Request | Copy out every line that contains the word "Zahájení".
[Start Source data]
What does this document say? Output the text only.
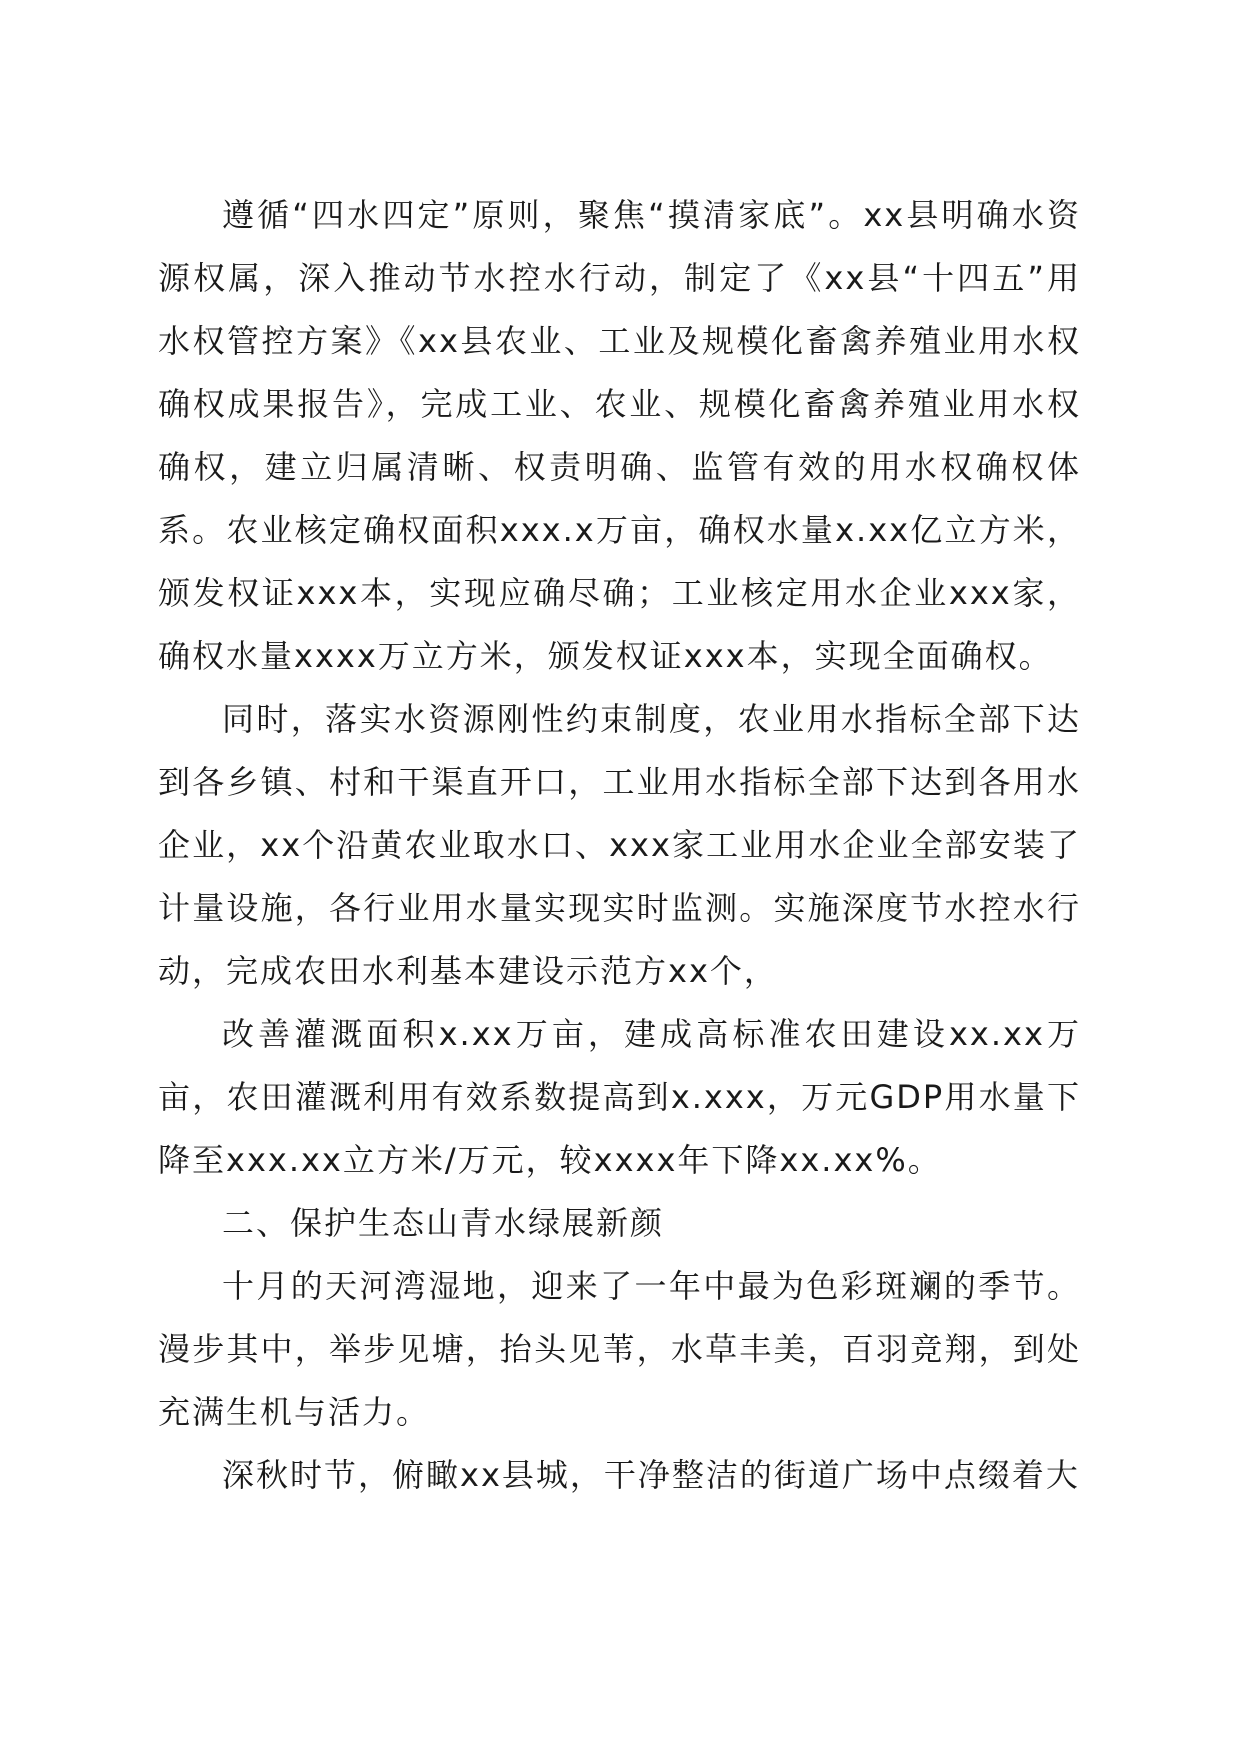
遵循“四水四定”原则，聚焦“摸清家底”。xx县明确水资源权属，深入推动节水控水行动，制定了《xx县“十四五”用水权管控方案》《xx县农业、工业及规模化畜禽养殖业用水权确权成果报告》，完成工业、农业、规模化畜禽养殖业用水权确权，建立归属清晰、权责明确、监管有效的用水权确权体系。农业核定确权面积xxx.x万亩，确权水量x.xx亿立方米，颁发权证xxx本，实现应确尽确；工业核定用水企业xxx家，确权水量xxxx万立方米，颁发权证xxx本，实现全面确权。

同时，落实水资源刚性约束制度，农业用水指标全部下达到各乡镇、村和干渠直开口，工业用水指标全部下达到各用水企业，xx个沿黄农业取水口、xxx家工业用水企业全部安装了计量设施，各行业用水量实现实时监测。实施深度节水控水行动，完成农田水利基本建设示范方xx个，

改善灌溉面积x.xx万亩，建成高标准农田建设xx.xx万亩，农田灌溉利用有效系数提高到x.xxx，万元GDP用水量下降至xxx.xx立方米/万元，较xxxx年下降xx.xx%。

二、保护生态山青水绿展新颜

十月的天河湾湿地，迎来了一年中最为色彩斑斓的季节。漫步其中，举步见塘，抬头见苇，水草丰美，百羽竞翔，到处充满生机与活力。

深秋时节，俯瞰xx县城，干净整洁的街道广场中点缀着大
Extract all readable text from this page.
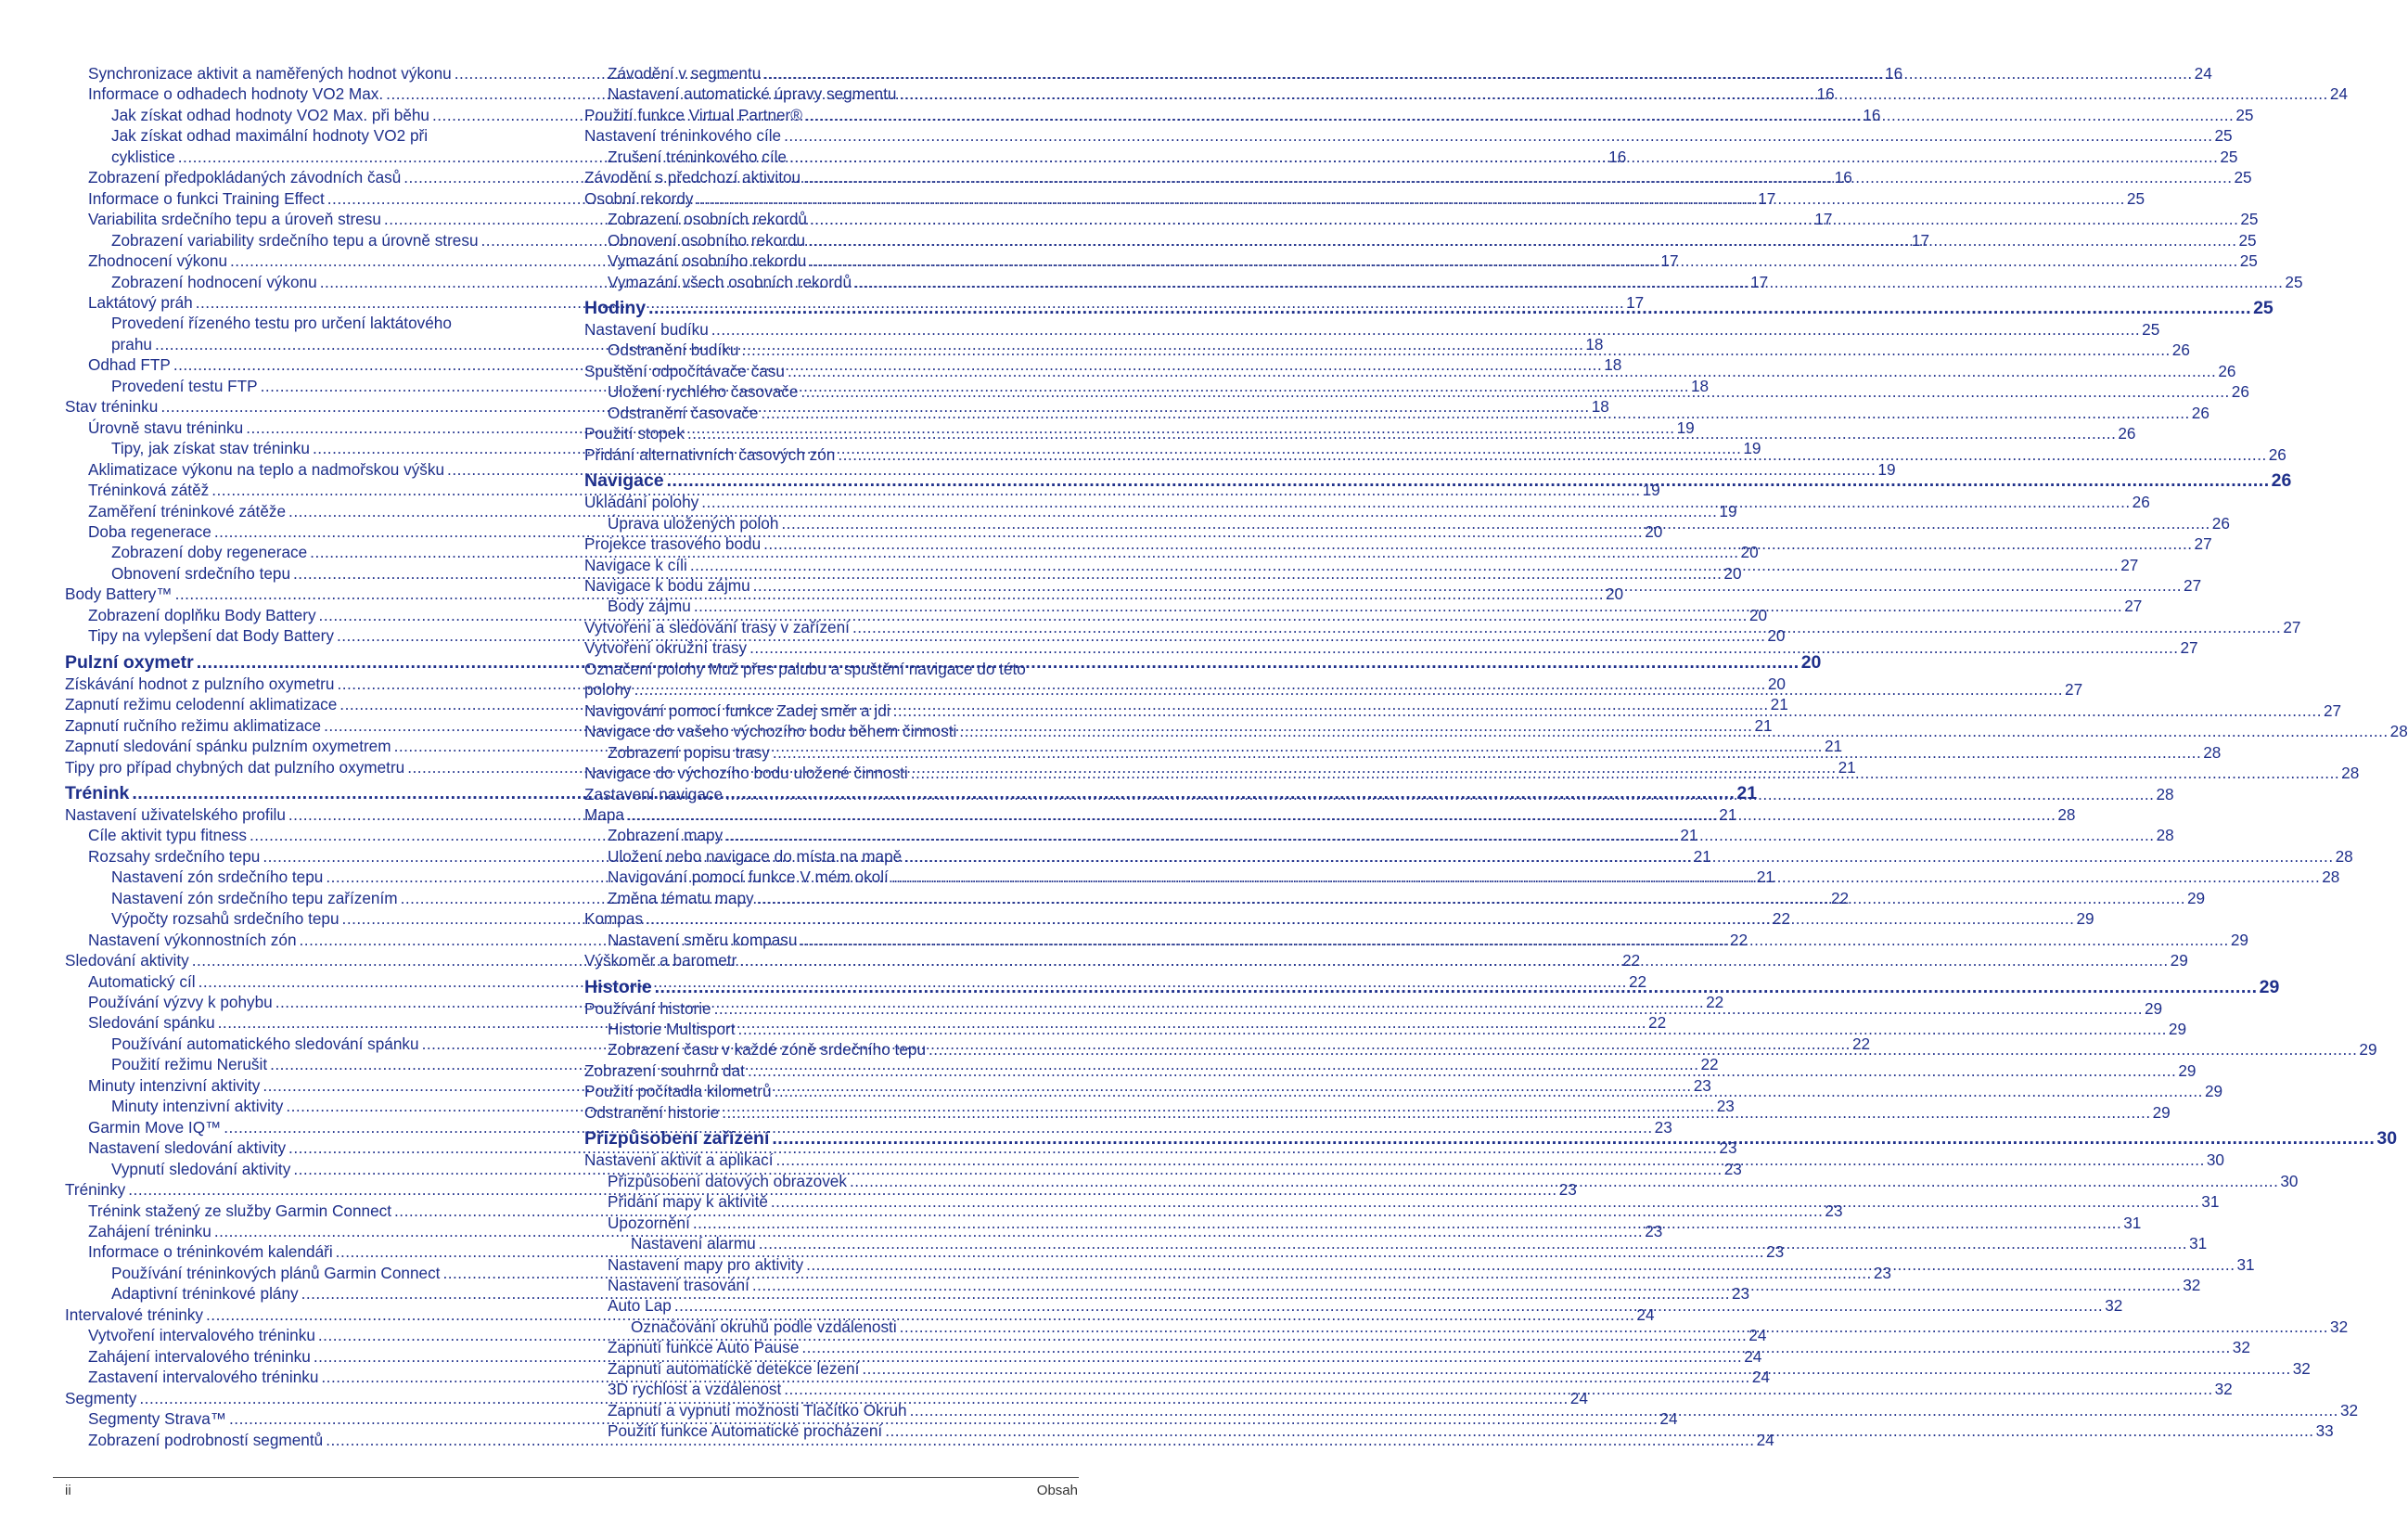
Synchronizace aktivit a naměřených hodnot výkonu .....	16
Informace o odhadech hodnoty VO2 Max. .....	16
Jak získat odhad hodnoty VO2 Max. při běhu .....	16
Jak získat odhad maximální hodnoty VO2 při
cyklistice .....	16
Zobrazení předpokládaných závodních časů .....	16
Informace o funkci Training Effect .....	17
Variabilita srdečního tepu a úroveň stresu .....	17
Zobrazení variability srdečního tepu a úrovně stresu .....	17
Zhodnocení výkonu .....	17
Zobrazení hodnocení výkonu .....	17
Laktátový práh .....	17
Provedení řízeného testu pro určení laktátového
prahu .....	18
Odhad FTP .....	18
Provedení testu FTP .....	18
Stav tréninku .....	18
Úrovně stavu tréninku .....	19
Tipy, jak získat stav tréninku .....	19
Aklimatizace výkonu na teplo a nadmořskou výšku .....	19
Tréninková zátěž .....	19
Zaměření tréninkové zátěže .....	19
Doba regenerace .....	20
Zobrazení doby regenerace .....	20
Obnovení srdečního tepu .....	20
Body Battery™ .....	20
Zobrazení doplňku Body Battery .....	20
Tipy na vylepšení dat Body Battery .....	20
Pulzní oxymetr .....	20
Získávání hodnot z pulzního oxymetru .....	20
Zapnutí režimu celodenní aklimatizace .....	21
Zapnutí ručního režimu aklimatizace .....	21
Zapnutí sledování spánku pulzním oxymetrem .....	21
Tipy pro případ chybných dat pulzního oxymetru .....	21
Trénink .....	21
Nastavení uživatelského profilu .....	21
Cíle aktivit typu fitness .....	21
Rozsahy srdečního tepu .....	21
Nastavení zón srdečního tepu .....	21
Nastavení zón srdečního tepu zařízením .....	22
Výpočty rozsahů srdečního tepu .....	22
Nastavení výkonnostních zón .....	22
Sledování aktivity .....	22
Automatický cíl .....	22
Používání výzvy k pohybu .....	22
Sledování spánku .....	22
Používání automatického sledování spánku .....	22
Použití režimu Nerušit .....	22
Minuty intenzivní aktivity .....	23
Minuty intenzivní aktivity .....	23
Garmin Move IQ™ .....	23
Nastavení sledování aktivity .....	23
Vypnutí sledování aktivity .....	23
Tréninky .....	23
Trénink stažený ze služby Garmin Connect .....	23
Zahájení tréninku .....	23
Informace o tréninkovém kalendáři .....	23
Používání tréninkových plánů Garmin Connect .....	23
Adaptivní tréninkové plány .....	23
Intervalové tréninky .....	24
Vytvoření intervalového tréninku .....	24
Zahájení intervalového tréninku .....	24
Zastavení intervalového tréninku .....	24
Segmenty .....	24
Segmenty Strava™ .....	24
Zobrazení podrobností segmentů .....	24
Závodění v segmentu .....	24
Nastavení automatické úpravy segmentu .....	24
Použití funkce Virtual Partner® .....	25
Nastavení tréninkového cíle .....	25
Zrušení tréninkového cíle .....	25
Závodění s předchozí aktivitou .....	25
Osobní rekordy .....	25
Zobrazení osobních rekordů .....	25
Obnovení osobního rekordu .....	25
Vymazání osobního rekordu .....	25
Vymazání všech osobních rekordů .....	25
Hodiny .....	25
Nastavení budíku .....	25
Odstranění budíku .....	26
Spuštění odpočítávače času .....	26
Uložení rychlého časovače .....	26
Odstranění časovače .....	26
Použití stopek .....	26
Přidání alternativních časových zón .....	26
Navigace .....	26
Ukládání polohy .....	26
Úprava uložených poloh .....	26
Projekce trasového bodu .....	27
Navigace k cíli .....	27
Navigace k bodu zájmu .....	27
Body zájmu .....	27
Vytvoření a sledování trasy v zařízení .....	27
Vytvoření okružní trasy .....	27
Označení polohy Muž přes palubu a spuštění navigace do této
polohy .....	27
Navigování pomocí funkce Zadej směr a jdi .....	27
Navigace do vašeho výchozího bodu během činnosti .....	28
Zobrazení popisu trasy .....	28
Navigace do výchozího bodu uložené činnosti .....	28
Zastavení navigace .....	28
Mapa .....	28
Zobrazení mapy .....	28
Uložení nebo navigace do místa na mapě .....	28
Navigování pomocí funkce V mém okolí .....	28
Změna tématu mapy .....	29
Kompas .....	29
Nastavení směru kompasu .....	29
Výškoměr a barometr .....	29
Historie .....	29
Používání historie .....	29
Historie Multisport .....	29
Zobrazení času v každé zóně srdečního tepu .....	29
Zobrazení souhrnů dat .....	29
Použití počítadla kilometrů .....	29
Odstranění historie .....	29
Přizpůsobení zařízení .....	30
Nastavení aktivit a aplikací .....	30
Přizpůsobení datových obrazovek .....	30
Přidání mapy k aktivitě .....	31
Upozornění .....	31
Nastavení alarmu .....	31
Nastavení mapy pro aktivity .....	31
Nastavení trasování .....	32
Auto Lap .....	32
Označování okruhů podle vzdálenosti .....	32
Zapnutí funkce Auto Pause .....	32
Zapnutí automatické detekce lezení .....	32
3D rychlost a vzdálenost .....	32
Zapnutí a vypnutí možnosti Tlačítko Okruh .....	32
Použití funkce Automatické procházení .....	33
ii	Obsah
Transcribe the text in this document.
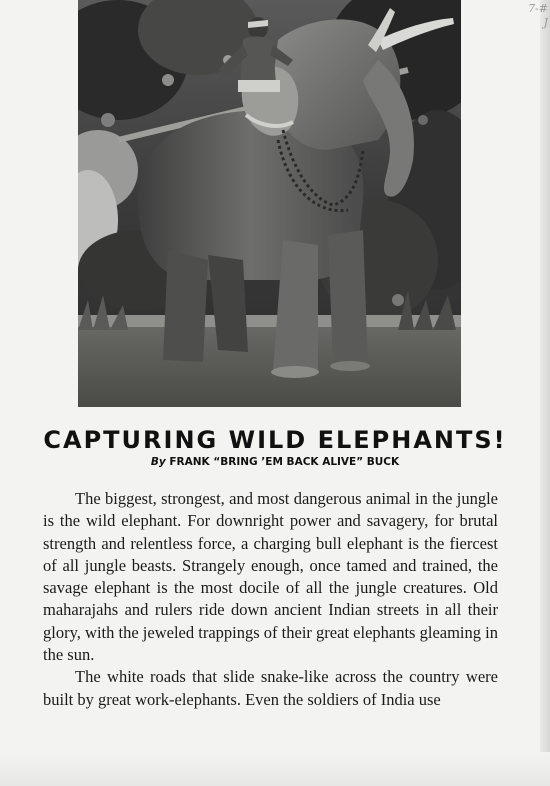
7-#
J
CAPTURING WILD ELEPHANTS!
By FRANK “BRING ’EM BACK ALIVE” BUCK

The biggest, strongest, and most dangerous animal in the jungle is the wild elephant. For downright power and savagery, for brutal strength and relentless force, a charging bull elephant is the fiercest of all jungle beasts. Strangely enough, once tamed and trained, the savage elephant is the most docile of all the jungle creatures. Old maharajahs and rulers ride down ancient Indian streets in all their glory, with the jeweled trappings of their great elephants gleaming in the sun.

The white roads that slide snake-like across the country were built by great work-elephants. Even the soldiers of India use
[End Source data]
Task response |
Zahájení tréninku .....	23
Zahájení intervalového tréninku .....	24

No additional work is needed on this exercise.